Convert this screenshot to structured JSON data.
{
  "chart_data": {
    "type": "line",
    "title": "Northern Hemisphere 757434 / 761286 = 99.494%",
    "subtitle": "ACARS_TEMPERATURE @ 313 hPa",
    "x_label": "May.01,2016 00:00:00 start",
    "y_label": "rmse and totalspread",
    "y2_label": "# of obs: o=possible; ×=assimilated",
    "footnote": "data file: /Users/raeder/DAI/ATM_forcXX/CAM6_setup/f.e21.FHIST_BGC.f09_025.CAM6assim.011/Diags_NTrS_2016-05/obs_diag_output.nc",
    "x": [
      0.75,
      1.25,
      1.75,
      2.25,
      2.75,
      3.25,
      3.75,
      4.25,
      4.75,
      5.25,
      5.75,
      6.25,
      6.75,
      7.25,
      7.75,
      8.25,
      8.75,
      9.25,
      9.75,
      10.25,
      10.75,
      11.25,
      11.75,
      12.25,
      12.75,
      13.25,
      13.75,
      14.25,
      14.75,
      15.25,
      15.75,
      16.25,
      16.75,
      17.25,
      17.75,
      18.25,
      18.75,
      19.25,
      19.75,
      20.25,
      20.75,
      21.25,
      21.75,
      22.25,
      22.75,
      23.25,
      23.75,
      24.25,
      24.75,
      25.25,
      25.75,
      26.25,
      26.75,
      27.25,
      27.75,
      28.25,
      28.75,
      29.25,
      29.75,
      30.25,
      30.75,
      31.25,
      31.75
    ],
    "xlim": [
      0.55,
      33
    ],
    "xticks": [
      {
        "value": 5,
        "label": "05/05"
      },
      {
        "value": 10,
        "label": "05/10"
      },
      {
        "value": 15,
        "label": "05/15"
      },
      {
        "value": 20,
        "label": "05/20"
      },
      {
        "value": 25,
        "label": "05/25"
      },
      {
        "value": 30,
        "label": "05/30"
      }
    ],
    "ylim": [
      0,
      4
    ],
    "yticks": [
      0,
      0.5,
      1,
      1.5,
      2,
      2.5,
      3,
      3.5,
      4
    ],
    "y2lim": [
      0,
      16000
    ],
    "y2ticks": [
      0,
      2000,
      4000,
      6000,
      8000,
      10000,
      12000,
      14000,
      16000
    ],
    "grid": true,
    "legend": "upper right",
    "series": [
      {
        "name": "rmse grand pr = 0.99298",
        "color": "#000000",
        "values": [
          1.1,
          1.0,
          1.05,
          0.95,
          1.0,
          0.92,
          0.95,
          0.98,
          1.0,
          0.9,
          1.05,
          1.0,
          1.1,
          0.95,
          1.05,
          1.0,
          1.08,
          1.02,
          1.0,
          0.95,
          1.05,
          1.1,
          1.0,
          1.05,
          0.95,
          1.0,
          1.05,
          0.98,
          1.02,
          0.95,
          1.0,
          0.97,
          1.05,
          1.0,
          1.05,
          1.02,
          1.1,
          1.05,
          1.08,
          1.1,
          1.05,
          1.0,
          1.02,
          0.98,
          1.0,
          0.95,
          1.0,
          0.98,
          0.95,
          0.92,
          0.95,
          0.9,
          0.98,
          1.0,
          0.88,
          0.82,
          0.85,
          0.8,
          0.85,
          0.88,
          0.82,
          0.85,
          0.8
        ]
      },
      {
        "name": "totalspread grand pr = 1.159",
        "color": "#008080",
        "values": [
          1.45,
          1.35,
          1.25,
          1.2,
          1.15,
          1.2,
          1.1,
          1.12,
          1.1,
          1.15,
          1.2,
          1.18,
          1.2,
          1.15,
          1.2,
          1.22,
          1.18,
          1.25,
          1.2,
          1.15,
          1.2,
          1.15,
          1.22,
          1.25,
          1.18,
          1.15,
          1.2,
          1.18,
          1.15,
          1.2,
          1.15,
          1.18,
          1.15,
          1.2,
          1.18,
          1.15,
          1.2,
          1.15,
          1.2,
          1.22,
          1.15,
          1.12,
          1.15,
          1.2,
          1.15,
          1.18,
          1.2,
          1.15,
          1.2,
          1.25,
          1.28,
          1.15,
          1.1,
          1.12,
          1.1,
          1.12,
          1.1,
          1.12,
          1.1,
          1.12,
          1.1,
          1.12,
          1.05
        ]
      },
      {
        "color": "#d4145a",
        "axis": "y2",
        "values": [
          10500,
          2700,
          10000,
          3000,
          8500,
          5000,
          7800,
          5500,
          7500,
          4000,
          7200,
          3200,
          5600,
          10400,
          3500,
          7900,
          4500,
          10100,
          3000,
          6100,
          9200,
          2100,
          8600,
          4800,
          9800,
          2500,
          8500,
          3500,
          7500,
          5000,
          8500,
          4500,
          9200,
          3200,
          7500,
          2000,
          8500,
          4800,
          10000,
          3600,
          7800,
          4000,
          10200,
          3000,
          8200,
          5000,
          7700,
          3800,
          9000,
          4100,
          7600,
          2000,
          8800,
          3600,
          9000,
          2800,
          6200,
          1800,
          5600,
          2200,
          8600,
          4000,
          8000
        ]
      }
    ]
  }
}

━━━━━━

__Exercise requirements__. Write out every record, exactly as written.

__Result of the exercise__.
Convert this screenshot to structured JSON data.
{
  "chart_data": {
    "type": "line",
    "title": "Northern Hemisphere 757434 / 761286 = 99.494%",
    "subtitle": "ACARS_TEMPERATURE @ 313 hPa",
    "x_label": "May.01,2016 00:00:00 start",
    "y_label": "rmse and totalspread",
    "y2_label": "# of obs: o=possible; ×=assimilated",
    "footnote": "data file: /Users/raeder/DAI/ATM_forcXX/CAM6_setup/f.e21.FHIST_BGC.f09_025.CAM6assim.011/Diags_NTrS_2016-05/obs_diag_output.nc",
    "x": [
      0.75,
      1.25,
      1.75,
      2.25,
      2.75,
      3.25,
      3.75,
      4.25,
      4.75,
      5.25,
      5.75,
      6.25,
      6.75,
      7.25,
      7.75,
      8.25,
      8.75,
      9.25,
      9.75,
      10.25,
      10.75,
      11.25,
      11.75,
      12.25,
      12.75,
      13.25,
      13.75,
      14.25,
      14.75,
      15.25,
      15.75,
      16.25,
      16.75,
      17.25,
      17.75,
      18.25,
      18.75,
      19.25,
      19.75,
      20.25,
      20.75,
      21.25,
      21.75,
      22.25,
      22.75,
      23.25,
      23.75,
      24.25,
      24.75,
      25.25,
      25.75,
      26.25,
      26.75,
      27.25,
      27.75,
      28.25,
      28.75,
      29.25,
      29.75,
      30.25,
      30.75,
      31.25,
      31.75
    ],
    "xlim": [
      0.55,
      33
    ],
    "xticks": [
      {
        "value": 5,
        "label": "05/05"
      },
      {
        "value": 10,
        "label": "05/10"
      },
      {
        "value": 15,
        "label": "05/15"
      },
      {
        "value": 20,
        "label": "05/20"
      },
      {
        "value": 25,
        "label": "05/25"
      },
      {
        "value": 30,
        "label": "05/30"
      }
    ],
    "ylim": [
      0,
      4
    ],
    "yticks": [
      0,
      0.5,
      1,
      1.5,
      2,
      2.5,
      3,
      3.5,
      4
    ],
    "y2lim": [
      0,
      16000
    ],
    "y2ticks": [
      0,
      2000,
      4000,
      6000,
      8000,
      10000,
      12000,
      14000,
      16000
    ],
    "grid": true,
    "legend": "upper right",
    "series": [
      {
        "name": "rmse grand pr = 0.99298",
        "color": "#000000",
        "values": [
          1.1,
          1.0,
          1.05,
          0.95,
          1.0,
          0.92,
          0.95,
          0.98,
          1.0,
          0.9,
          1.05,
          1.0,
          1.1,
          0.95,
          1.05,
          1.0,
          1.08,
          1.02,
          1.0,
          0.95,
          1.05,
          1.1,
          1.0,
          1.05,
          0.95,
          1.0,
          1.05,
          0.98,
          1.02,
          0.95,
          1.0,
          0.97,
          1.05,
          1.0,
          1.05,
          1.02,
          1.1,
          1.05,
          1.08,
          1.1,
          1.05,
          1.0,
          1.02,
          0.98,
          1.0,
          0.95,
          1.0,
          0.98,
          0.95,
          0.92,
          0.95,
          0.9,
          0.98,
          1.0,
          0.88,
          0.82,
          0.85,
          0.8,
          0.85,
          0.88,
          0.82,
          0.85,
          0.8
        ]
      },
      {
        "name": "totalspread grand pr = 1.159",
        "color": "#008080",
        "values": [
          1.45,
          1.35,
          1.25,
          1.2,
          1.15,
          1.2,
          1.1,
          1.12,
          1.1,
          1.15,
          1.2,
          1.18,
          1.2,
          1.15,
          1.2,
          1.22,
          1.18,
          1.25,
          1.2,
          1.15,
          1.2,
          1.15,
          1.22,
          1.25,
          1.18,
          1.15,
          1.2,
          1.18,
          1.15,
          1.2,
          1.15,
          1.18,
          1.15,
          1.2,
          1.18,
          1.15,
          1.2,
          1.15,
          1.2,
          1.22,
          1.15,
          1.12,
          1.15,
          1.2,
          1.15,
          1.18,
          1.2,
          1.15,
          1.2,
          1.25,
          1.28,
          1.15,
          1.1,
          1.12,
          1.1,
          1.12,
          1.1,
          1.12,
          1.1,
          1.12,
          1.1,
          1.12,
          1.05
        ]
      },
      {
        "color": "#d4145a",
        "axis": "y2",
        "values": [
          10500,
          2700,
          10000,
          3000,
          8500,
          5000,
          7800,
          5500,
          7500,
          4000,
          7200,
          3200,
          5600,
          10400,
          3500,
          7900,
          4500,
          10100,
          3000,
          6100,
          9200,
          2100,
          8600,
          4800,
          9800,
          2500,
          8500,
          3500,
          7500,
          5000,
          8500,
          4500,
          9200,
          3200,
          7500,
          2000,
          8500,
          4800,
          10000,
          3600,
          7800,
          4000,
          10200,
          3000,
          8200,
          5000,
          7700,
          3800,
          9000,
          4100,
          7600,
          2000,
          8800,
          3600,
          9000,
          2800,
          6200,
          1800,
          5600,
          2200,
          8600,
          4000,
          8000
        ]
      }
    ]
  }
}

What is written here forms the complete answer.